> _Work to be completed_
Quote the data below in full, minus the images.

** start Records supplied **

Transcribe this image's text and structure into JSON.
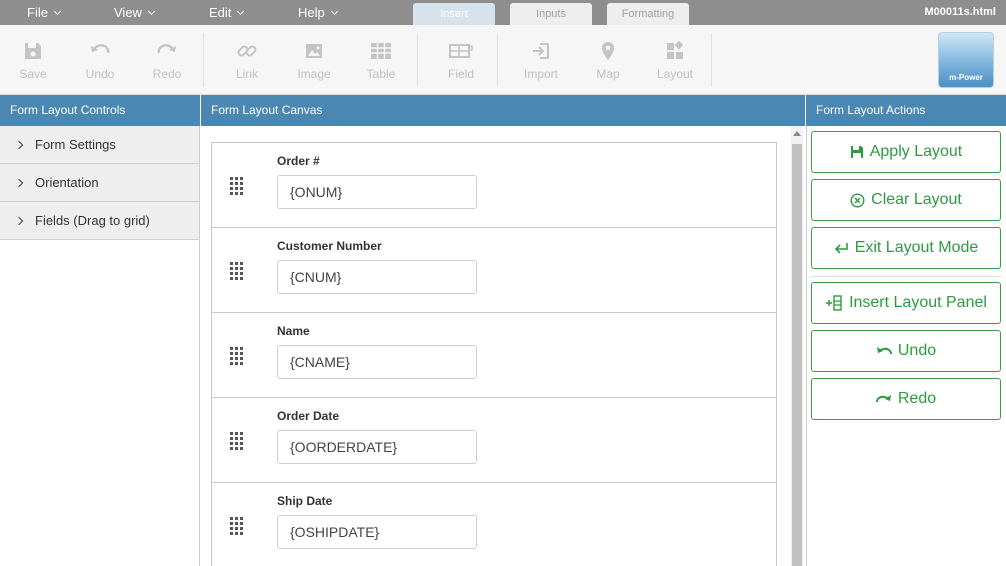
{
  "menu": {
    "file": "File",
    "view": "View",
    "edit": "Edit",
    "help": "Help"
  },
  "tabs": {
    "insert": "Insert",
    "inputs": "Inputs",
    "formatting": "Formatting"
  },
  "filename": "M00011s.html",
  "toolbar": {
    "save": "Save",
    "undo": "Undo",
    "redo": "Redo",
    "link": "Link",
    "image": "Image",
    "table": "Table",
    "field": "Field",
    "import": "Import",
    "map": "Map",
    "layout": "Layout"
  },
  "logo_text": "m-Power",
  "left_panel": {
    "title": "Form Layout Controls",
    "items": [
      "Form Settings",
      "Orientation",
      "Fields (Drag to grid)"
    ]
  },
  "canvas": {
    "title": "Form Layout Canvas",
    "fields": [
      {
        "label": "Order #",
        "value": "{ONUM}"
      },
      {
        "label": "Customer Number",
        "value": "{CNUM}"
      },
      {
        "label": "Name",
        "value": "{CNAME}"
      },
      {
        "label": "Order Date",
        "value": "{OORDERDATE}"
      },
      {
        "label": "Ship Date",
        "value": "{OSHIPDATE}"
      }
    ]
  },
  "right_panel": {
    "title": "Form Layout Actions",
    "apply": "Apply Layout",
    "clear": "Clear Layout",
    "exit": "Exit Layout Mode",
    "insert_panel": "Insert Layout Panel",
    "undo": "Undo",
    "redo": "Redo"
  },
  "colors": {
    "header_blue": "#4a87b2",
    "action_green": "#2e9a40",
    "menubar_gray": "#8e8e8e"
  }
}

** end Records supplied **

> _Response_
Transcribe this image's text and structure into JSON.
{
  "menu": {
    "file": "File",
    "view": "View",
    "edit": "Edit",
    "help": "Help"
  },
  "tabs": {
    "insert": "Insert",
    "inputs": "Inputs",
    "formatting": "Formatting"
  },
  "filename": "M00011s.html",
  "toolbar": {
    "save": "Save",
    "undo": "Undo",
    "redo": "Redo",
    "link": "Link",
    "image": "Image",
    "table": "Table",
    "field": "Field",
    "import": "Import",
    "map": "Map",
    "layout": "Layout"
  },
  "logo_text": "m-Power",
  "left_panel": {
    "title": "Form Layout Controls",
    "items": [
      "Form Settings",
      "Orientation",
      "Fields (Drag to grid)"
    ]
  },
  "canvas": {
    "title": "Form Layout Canvas",
    "fields": [
      {
        "label": "Order #",
        "value": "{ONUM}"
      },
      {
        "label": "Customer Number",
        "value": "{CNUM}"
      },
      {
        "label": "Name",
        "value": "{CNAME}"
      },
      {
        "label": "Order Date",
        "value": "{OORDERDATE}"
      },
      {
        "label": "Ship Date",
        "value": "{OSHIPDATE}"
      }
    ]
  },
  "right_panel": {
    "title": "Form Layout Actions",
    "apply": "Apply Layout",
    "clear": "Clear Layout",
    "exit": "Exit Layout Mode",
    "insert_panel": "Insert Layout Panel",
    "undo": "Undo",
    "redo": "Redo"
  },
  "colors": {
    "header_blue": "#4a87b2",
    "action_green": "#2e9a40",
    "menubar_gray": "#8e8e8e"
  }
}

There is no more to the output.